◆ Data excerpts
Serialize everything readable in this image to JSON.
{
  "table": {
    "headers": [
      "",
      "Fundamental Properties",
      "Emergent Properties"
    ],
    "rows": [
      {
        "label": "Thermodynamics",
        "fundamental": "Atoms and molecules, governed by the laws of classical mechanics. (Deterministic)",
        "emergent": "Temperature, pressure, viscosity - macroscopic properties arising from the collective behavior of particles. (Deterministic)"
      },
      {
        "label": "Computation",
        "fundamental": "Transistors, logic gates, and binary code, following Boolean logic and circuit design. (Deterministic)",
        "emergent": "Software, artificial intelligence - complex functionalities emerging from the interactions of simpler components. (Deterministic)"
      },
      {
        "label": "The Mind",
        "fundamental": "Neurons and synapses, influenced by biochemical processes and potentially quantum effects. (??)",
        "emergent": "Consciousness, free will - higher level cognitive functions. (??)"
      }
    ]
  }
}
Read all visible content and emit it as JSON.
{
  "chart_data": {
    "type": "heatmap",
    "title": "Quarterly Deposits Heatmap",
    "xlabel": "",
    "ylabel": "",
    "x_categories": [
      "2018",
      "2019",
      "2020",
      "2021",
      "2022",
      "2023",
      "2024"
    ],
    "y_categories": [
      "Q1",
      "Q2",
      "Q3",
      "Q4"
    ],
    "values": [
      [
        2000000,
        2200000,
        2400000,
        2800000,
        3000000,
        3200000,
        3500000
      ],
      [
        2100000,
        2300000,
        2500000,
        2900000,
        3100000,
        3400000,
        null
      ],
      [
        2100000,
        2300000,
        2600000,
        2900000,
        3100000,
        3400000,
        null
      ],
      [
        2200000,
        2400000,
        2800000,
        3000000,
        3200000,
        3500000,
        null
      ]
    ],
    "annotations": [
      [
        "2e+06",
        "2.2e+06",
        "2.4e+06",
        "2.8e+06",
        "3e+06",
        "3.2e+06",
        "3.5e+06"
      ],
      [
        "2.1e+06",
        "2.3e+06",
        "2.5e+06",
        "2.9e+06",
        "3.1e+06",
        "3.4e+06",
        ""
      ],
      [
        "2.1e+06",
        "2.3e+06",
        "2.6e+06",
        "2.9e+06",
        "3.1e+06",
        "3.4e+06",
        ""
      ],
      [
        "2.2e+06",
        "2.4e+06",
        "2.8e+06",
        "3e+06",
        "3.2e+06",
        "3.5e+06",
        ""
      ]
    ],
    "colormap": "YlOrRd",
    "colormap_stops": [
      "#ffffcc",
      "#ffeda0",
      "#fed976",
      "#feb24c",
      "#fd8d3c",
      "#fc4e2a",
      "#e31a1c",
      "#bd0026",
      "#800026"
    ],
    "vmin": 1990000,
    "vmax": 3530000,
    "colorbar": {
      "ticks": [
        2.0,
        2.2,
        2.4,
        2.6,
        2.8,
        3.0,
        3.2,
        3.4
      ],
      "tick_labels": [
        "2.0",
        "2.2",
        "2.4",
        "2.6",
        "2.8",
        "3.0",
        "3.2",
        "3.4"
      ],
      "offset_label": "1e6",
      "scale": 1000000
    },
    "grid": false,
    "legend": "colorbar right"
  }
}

◆ What the task asks
Pull out every line containing "Deterministic".

◆ Task output
        "fundamental": "Atoms and molecules, governed by the laws of classical mechanics. (Deterministic)",
        "emergent": "Temperature, pressure, viscosity - macroscopic properties arising from the collective behavior of particles. (Deterministic)"
        "fundamental": "Transistors, logic gates, and binary code, following Boolean logic and circuit design. (Deterministic)",
        "emergent": "Software, artificial intelligence - complex functionalities emerging from the interactions of simpler components. (Deterministic)"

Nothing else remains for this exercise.